Copy each line of the data below with the word "JSON".

INFORMATION GIVEN:
::::::

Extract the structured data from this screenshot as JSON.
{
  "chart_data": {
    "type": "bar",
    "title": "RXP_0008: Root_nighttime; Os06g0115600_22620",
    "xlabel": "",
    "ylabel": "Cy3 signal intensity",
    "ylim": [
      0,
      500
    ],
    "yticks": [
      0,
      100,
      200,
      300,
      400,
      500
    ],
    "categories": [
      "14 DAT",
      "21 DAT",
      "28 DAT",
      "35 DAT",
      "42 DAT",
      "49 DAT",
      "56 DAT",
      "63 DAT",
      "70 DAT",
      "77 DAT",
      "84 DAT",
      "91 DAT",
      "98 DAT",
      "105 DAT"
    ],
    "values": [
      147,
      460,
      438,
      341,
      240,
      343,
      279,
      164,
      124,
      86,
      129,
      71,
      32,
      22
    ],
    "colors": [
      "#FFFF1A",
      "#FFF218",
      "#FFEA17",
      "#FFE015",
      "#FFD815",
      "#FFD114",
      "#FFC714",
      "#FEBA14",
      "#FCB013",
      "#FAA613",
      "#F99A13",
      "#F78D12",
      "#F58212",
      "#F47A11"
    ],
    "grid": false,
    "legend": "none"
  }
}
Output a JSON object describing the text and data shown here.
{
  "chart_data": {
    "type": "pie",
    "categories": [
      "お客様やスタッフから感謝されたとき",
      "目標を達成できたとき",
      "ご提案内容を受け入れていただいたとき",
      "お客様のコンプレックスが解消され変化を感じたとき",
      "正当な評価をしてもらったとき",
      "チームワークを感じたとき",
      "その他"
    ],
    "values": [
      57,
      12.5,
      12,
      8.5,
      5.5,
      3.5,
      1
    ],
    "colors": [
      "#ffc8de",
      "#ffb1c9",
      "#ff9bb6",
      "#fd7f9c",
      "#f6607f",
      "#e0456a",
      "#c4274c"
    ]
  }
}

::::::

FINISHED ANSWER:
Extract the structured data from this screenshot as JSON.
Output a JSON object describing the text and data shown here.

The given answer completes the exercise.